*AIM*
Every line below that includes "ship" counts toward the total. Report that total alone.

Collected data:

# # # # #

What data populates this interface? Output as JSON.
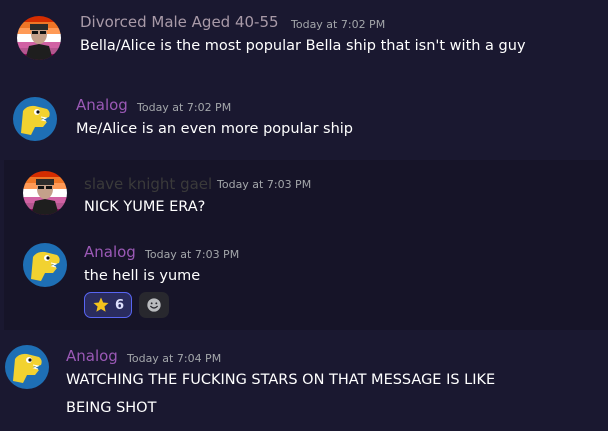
{
  "messages": [
    {
      "username": "Divorced Male Aged 40-55",
      "timestamp": "Today at 7:02 PM",
      "text": "Bella/Alice is the most popular Bella ship that isn't with a guy",
      "name_color": "#a99aa8"
    },
    {
      "username": "Analog",
      "timestamp": "Today at 7:02 PM",
      "text": "Me/Alice is an even more popular ship",
      "name_color": "#9b59b6"
    },
    {
      "username": "slave knight gael",
      "timestamp": "Today at 7:03 PM",
      "text": "NICK YUME ERA?",
      "name_color": "#3a3a3a"
    },
    {
      "username": "Analog",
      "timestamp": "Today at 7:03 PM",
      "text": "the hell is yume",
      "name_color": "#9b59b6",
      "reactions": [
        {
          "emoji": "star",
          "count": "6"
        }
      ],
      "add_reaction_icon": "smiley-add-reaction-icon"
    },
    {
      "username": "Analog",
      "timestamp": "Today at 7:04 PM",
      "text_line1": "WATCHING THE FUCKING STARS ON THAT MESSAGE IS LIKE",
      "text_line2": "BEING SHOT",
      "name_color": "#9b59b6"
    }
  ],
  "colors": {
    "background": "#1a1830",
    "nested_background": "#161428",
    "reaction_active_bg": "#2a2c5e",
    "reaction_active_border": "#5865f2",
    "text": "#ffffff",
    "timestamp": "#a3a6aa"
  }
}
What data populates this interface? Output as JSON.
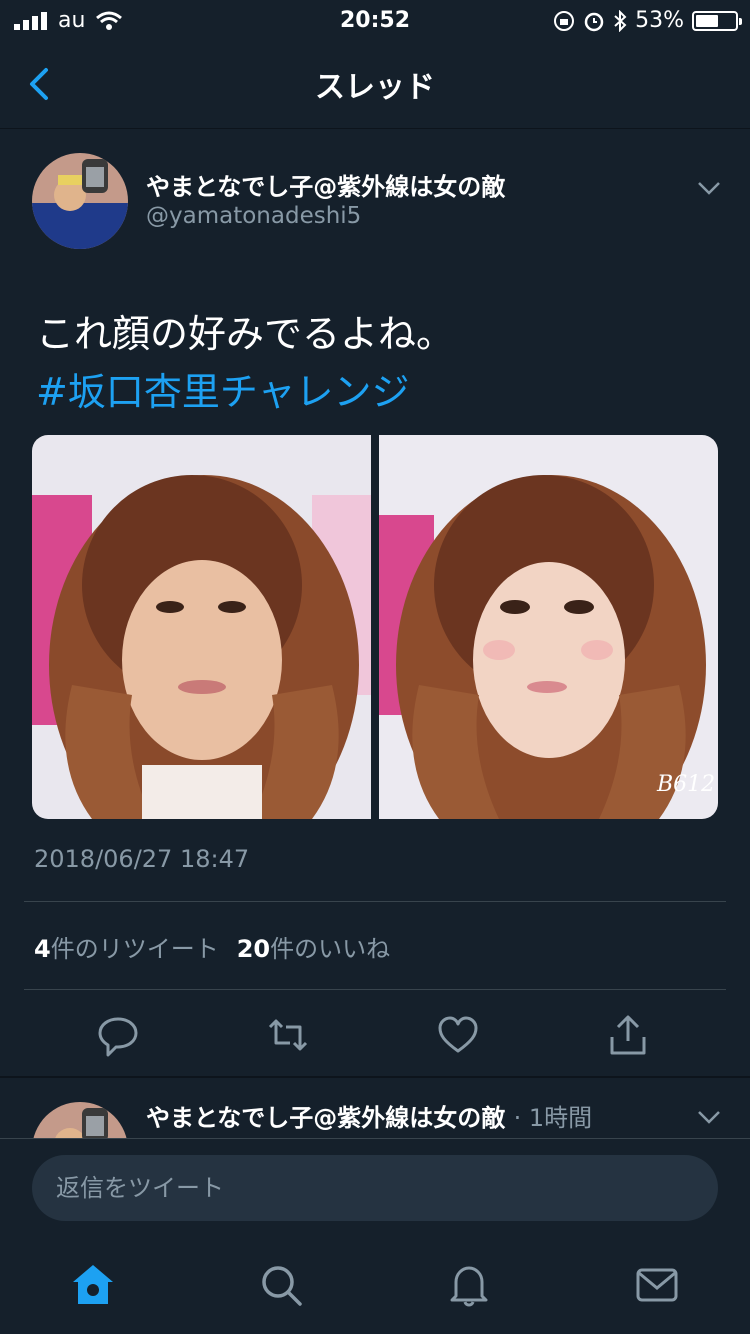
{
  "status": {
    "carrier": "au",
    "time": "20:52",
    "battery": "53%"
  },
  "nav": {
    "title": "スレッド"
  },
  "tweet": {
    "name": "やまとなでし子@紫外線は女の敵",
    "handle": "@yamatonadeshi5",
    "text": "これ顔の好みでるよね。",
    "hashtag": "#坂口杏里チャレンジ",
    "watermark": "B612",
    "timestamp": "2018/06/27 18:47",
    "retweets_count": "4",
    "retweets_label": "件のリツイート",
    "likes_count": "20",
    "likes_label": "件のいいね"
  },
  "reply_preview": {
    "name": "やまとなでし子@紫外線は女の敵",
    "time": "· 1時間"
  },
  "composer": {
    "placeholder": "返信をツイート"
  },
  "colors": {
    "background": "#15202b",
    "accent": "#1da1f2",
    "secondary_text": "#8899a6"
  },
  "icons": {
    "actions": [
      "reply-icon",
      "retweet-icon",
      "like-icon",
      "share-icon"
    ],
    "tabs": [
      "home-icon",
      "search-icon",
      "notifications-icon",
      "messages-icon"
    ]
  }
}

# # # # #

*WRITTEN SOLUTION*
2